(Entries from a dataset)
------------

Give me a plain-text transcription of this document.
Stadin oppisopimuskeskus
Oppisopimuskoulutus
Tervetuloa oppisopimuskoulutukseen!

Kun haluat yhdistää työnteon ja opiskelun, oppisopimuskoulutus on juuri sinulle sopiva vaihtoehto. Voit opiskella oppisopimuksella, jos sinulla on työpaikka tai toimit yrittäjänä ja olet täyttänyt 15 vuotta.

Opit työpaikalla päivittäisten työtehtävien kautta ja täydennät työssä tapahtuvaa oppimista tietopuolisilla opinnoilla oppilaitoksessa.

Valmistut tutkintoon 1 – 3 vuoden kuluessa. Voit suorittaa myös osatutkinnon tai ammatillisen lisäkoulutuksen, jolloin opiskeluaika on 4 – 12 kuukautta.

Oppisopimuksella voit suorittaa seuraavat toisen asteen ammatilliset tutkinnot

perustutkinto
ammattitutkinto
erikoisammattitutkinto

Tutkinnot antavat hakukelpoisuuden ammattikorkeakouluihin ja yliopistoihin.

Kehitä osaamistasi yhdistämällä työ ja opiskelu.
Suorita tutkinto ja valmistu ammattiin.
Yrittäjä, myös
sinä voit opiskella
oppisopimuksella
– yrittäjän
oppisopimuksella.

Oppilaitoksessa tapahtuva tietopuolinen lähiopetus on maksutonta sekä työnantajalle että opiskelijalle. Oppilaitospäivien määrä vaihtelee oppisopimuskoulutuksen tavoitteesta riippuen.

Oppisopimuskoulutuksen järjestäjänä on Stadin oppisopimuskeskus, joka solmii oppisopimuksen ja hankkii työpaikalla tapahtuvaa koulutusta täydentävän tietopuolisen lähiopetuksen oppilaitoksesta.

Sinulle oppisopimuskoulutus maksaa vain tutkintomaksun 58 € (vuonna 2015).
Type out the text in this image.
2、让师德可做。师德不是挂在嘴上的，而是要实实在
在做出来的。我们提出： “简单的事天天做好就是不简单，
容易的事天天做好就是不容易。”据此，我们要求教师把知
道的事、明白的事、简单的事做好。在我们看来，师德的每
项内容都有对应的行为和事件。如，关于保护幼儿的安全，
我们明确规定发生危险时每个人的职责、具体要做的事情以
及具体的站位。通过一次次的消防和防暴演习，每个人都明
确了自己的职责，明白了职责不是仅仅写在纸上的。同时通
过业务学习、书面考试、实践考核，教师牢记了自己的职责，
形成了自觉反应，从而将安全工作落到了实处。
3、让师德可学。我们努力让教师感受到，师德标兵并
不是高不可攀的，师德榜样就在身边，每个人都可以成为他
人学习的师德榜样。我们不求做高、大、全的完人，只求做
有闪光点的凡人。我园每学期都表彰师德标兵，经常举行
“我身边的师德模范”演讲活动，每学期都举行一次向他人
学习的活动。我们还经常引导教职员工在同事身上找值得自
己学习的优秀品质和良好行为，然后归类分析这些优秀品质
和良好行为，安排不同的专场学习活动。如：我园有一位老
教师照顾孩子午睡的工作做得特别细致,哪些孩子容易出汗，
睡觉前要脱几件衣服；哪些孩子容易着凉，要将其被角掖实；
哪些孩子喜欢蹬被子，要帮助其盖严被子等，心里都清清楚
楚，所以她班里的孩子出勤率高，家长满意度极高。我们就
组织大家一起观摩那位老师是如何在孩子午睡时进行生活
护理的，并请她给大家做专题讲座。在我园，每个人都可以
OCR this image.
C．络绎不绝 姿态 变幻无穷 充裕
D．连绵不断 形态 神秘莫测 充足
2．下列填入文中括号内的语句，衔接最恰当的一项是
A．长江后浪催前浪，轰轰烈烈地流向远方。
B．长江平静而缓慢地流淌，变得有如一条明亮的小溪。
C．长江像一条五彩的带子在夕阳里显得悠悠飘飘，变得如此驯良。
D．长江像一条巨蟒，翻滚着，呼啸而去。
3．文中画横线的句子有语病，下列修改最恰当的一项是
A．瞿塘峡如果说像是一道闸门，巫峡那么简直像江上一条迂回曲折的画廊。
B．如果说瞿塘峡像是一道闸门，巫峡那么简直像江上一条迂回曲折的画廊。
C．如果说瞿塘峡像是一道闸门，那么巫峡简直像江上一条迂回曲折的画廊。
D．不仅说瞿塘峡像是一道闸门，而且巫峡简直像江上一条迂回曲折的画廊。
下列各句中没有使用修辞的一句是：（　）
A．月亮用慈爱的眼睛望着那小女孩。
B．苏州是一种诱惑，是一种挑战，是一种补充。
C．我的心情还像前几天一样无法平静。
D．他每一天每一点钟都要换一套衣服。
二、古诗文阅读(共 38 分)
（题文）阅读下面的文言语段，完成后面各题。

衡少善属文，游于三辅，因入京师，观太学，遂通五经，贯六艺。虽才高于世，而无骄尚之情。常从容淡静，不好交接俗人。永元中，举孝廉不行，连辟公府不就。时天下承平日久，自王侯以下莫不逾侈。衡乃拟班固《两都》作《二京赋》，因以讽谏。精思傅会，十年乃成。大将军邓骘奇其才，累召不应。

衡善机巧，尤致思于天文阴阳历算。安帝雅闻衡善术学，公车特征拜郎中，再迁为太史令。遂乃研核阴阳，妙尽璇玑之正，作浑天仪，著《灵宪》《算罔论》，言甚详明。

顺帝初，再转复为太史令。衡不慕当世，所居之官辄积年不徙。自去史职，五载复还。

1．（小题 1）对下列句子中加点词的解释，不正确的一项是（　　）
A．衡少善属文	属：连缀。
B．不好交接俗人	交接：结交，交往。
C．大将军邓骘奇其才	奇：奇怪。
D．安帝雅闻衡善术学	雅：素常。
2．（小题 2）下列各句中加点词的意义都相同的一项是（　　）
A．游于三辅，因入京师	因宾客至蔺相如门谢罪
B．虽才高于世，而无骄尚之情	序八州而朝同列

------------

### [INSTRUCTION]
Output the records verbatim, from the first line to the last.

### [WRITTEN REPLY]
Give me a plain-text transcription of this document.
Stadin oppisopimuskeskus
Oppisopimuskoulutus
Tervetuloa oppisopimuskoulutukseen!

Kun haluat yhdistää työnteon ja opiskelun, oppisopimuskoulutus on juuri sinulle sopiva vaihtoehto. Voit opiskella oppisopimuksella, jos sinulla on työpaikka tai toimit yrittäjänä ja olet täyttänyt 15 vuotta.

Opit työpaikalla päivittäisten työtehtävien kautta ja täydennät työssä tapahtuvaa oppimista tietopuolisilla opinnoilla oppilaitoksessa.

Valmistut tutkintoon 1 – 3 vuoden kuluessa. Voit suorittaa myös osatutkinnon tai ammatillisen lisäkoulutuksen, jolloin opiskeluaika on 4 – 12 kuukautta.

Oppisopimuksella voit suorittaa seuraavat toisen asteen ammatilliset tutkinnot

perustutkinto
ammattitutkinto
erikoisammattitutkinto

Tutkinnot antavat hakukelpoisuuden ammattikorkeakouluihin ja yliopistoihin.

Kehitä osaamistasi yhdistämällä työ ja opiskelu.
Suorita tutkinto ja valmistu ammattiin.
Yrittäjä, myös
sinä voit opiskella
oppisopimuksella
– yrittäjän
oppisopimuksella.

Oppilaitoksessa tapahtuva tietopuolinen lähiopetus on maksutonta sekä työnantajalle että opiskelijalle. Oppilaitospäivien määrä vaihtelee oppisopimuskoulutuksen tavoitteesta riippuen.

Oppisopimuskoulutuksen järjestäjänä on Stadin oppisopimuskeskus, joka solmii oppisopimuksen ja hankkii työpaikalla tapahtuvaa koulutusta täydentävän tietopuolisen lähiopetuksen oppilaitoksesta.

Sinulle oppisopimuskoulutus maksaa vain tutkintomaksun 58 € (vuonna 2015).
Type out the text in this image.
2、让师德可做。师德不是挂在嘴上的，而是要实实在
在做出来的。我们提出： “简单的事天天做好就是不简单，
容易的事天天做好就是不容易。”据此，我们要求教师把知
道的事、明白的事、简单的事做好。在我们看来，师德的每
项内容都有对应的行为和事件。如，关于保护幼儿的安全，
我们明确规定发生危险时每个人的职责、具体要做的事情以
及具体的站位。通过一次次的消防和防暴演习，每个人都明
确了自己的职责，明白了职责不是仅仅写在纸上的。同时通
过业务学习、书面考试、实践考核，教师牢记了自己的职责，
形成了自觉反应，从而将安全工作落到了实处。
3、让师德可学。我们努力让教师感受到，师德标兵并
不是高不可攀的，师德榜样就在身边，每个人都可以成为他
人学习的师德榜样。我们不求做高、大、全的完人，只求做
有闪光点的凡人。我园每学期都表彰师德标兵，经常举行
“我身边的师德模范”演讲活动，每学期都举行一次向他人
学习的活动。我们还经常引导教职员工在同事身上找值得自
己学习的优秀品质和良好行为，然后归类分析这些优秀品质
和良好行为，安排不同的专场学习活动。如：我园有一位老
教师照顾孩子午睡的工作做得特别细致,哪些孩子容易出汗，
睡觉前要脱几件衣服；哪些孩子容易着凉，要将其被角掖实；
哪些孩子喜欢蹬被子，要帮助其盖严被子等，心里都清清楚
楚，所以她班里的孩子出勤率高，家长满意度极高。我们就
组织大家一起观摩那位老师是如何在孩子午睡时进行生活
护理的，并请她给大家做专题讲座。在我园，每个人都可以
OCR this image.
C．络绎不绝 姿态 变幻无穷 充裕
D．连绵不断 形态 神秘莫测 充足
2．下列填入文中括号内的语句，衔接最恰当的一项是
A．长江后浪催前浪，轰轰烈烈地流向远方。
B．长江平静而缓慢地流淌，变得有如一条明亮的小溪。
C．长江像一条五彩的带子在夕阳里显得悠悠飘飘，变得如此驯良。
D．长江像一条巨蟒，翻滚着，呼啸而去。
3．文中画横线的句子有语病，下列修改最恰当的一项是
A．瞿塘峡如果说像是一道闸门，巫峡那么简直像江上一条迂回曲折的画廊。
B．如果说瞿塘峡像是一道闸门，巫峡那么简直像江上一条迂回曲折的画廊。
C．如果说瞿塘峡像是一道闸门，那么巫峡简直像江上一条迂回曲折的画廊。
D．不仅说瞿塘峡像是一道闸门，而且巫峡简直像江上一条迂回曲折的画廊。
下列各句中没有使用修辞的一句是：（　）
A．月亮用慈爱的眼睛望着那小女孩。
B．苏州是一种诱惑，是一种挑战，是一种补充。
C．我的心情还像前几天一样无法平静。
D．他每一天每一点钟都要换一套衣服。
二、古诗文阅读(共 38 分)
（题文）阅读下面的文言语段，完成后面各题。

衡少善属文，游于三辅，因入京师，观太学，遂通五经，贯六艺。虽才高于世，而无骄尚之情。常从容淡静，不好交接俗人。永元中，举孝廉不行，连辟公府不就。时天下承平日久，自王侯以下莫不逾侈。衡乃拟班固《两都》作《二京赋》，因以讽谏。精思傅会，十年乃成。大将军邓骘奇其才，累召不应。

衡善机巧，尤致思于天文阴阳历算。安帝雅闻衡善术学，公车特征拜郎中，再迁为太史令。遂乃研核阴阳，妙尽璇玑之正，作浑天仪，著《灵宪》《算罔论》，言甚详明。

顺帝初，再转复为太史令。衡不慕当世，所居之官辄积年不徙。自去史职，五载复还。

1．（小题 1）对下列句子中加点词的解释，不正确的一项是（　　）
A．衡少善属文	属：连缀。
B．不好交接俗人	交接：结交，交往。
C．大将军邓骘奇其才	奇：奇怪。
D．安帝雅闻衡善术学	雅：素常。
2．（小题 2）下列各句中加点词的意义都相同的一项是（　　）
A．游于三辅，因入京师	因宾客至蔺相如门谢罪
B．虽才高于世，而无骄尚之情	序八州而朝同列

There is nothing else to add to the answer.